- **Work to do**
Please copy every line of the records below that holds the word "title".

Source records
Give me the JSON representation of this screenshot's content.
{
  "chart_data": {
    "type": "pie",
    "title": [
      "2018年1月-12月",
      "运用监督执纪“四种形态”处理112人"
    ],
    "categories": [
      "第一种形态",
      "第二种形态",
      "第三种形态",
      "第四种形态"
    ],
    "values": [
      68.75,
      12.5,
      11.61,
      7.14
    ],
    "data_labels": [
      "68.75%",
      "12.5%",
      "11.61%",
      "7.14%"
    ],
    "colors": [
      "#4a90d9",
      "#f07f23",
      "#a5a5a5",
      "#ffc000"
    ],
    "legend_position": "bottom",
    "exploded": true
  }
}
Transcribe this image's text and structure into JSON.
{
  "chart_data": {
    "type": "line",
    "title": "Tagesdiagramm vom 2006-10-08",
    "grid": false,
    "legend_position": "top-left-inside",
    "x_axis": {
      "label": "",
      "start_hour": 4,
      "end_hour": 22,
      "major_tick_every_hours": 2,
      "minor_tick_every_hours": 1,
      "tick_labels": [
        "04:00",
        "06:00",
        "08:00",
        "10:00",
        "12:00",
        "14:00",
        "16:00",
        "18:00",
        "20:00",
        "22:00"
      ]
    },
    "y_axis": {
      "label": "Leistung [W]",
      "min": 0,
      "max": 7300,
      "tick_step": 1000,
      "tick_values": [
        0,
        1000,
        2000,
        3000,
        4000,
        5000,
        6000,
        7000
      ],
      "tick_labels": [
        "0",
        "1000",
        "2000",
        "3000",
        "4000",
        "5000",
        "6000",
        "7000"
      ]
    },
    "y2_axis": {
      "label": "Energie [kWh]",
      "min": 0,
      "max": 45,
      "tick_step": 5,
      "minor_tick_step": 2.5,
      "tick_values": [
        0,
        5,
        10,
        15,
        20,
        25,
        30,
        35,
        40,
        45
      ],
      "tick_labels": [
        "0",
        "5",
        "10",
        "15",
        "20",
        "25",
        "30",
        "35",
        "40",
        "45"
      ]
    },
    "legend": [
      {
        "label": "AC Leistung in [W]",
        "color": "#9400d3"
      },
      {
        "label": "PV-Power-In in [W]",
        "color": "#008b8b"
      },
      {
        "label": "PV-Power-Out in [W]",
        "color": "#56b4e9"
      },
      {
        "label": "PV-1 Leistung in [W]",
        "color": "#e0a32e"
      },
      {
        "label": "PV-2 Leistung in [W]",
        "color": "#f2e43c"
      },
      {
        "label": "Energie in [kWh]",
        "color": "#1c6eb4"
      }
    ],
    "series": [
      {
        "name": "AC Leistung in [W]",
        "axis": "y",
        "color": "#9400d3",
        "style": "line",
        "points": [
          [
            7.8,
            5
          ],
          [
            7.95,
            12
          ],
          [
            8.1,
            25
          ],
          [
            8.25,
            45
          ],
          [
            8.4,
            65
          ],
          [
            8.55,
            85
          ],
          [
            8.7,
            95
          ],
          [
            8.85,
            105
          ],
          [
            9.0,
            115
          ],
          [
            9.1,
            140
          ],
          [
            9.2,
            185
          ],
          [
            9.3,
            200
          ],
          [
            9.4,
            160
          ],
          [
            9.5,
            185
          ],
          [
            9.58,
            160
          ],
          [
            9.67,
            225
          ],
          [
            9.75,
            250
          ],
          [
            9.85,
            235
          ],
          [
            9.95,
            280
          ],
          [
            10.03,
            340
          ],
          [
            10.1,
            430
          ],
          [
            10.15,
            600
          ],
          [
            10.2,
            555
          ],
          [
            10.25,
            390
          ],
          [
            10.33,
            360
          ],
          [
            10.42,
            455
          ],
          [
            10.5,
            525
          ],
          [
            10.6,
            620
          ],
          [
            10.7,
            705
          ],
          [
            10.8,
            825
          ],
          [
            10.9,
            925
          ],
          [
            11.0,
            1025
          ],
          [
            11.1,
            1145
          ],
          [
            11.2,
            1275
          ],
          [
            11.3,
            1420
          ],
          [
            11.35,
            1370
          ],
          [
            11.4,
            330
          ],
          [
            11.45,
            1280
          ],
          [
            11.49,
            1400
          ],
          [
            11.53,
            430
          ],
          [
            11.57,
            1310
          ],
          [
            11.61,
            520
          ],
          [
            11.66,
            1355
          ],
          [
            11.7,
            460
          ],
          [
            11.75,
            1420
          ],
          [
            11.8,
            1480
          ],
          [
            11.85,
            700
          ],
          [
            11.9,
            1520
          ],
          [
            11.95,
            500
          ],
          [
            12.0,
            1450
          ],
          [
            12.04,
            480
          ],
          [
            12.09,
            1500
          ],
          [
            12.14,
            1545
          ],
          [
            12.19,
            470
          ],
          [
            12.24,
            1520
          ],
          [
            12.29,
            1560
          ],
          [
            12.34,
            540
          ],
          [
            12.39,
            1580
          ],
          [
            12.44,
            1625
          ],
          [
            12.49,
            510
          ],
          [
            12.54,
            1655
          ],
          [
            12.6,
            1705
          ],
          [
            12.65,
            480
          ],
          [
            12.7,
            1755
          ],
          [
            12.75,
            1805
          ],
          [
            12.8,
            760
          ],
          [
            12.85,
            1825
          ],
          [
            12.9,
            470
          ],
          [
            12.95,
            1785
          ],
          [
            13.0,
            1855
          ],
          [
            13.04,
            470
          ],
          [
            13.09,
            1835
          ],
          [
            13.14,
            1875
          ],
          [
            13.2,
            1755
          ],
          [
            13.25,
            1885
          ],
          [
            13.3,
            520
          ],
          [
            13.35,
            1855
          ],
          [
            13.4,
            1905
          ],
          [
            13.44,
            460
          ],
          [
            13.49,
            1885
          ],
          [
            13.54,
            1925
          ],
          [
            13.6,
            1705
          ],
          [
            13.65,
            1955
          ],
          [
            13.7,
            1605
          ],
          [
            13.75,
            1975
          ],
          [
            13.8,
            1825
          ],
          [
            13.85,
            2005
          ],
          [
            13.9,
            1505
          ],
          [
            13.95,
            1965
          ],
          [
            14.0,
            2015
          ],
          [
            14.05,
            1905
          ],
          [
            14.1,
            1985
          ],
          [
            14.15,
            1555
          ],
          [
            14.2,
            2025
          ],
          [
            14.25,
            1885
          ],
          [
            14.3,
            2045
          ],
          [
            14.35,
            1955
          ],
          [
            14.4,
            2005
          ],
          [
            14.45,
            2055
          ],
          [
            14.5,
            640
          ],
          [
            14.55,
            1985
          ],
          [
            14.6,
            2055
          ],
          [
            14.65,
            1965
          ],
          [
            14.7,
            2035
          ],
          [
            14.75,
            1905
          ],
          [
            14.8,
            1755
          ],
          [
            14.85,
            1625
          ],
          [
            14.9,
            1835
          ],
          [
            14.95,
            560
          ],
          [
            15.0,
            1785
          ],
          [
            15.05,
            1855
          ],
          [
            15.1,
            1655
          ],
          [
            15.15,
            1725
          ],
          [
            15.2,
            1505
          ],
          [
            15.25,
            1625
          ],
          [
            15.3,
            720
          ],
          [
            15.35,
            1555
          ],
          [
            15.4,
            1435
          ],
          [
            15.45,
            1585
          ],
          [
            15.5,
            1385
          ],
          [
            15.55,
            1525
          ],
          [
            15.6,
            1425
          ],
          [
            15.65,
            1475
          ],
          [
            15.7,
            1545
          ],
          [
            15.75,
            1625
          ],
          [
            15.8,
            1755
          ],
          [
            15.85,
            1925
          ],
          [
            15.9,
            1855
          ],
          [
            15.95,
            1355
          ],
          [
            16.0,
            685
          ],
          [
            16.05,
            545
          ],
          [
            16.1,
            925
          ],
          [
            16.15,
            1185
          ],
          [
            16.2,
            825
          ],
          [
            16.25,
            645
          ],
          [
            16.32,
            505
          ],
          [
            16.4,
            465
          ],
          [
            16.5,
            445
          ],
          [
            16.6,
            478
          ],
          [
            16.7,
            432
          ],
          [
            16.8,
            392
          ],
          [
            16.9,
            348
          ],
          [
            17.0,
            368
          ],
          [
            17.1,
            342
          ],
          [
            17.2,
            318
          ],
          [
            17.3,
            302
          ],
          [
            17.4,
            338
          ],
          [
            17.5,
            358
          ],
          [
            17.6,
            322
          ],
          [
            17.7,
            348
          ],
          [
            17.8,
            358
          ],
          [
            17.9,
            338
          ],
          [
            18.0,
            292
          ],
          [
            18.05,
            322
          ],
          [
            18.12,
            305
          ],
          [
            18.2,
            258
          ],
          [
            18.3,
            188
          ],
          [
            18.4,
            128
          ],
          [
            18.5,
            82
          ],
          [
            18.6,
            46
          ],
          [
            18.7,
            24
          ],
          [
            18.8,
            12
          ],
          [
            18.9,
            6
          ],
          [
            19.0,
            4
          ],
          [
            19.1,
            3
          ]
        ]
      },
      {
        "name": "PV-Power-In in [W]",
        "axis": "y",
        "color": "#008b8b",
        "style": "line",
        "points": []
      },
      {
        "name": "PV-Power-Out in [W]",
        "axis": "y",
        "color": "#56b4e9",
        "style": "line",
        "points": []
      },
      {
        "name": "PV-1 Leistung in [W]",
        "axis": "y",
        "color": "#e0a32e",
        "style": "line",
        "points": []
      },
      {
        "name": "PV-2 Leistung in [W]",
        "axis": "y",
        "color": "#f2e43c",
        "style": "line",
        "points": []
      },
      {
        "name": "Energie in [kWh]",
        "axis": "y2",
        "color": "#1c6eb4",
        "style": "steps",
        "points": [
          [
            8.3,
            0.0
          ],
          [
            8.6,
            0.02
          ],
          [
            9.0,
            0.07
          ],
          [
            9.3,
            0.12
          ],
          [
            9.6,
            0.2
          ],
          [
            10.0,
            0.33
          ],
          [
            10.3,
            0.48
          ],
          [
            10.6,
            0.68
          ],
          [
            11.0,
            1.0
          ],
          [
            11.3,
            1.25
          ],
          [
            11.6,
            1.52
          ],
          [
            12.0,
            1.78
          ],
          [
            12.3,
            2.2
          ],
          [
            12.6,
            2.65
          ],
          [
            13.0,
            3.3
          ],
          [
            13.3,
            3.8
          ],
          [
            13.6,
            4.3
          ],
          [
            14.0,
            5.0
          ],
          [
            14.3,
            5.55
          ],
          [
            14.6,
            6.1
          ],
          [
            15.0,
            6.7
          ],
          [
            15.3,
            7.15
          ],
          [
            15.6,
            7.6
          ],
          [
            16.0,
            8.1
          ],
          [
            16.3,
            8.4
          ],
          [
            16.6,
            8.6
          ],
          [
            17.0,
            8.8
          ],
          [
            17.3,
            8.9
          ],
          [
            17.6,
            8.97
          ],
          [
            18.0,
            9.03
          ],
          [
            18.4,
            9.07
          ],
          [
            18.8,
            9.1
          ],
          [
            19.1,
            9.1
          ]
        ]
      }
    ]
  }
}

- **Reply**
    "title": [
    "title": "Tagesdiagramm vom 2006-10-08",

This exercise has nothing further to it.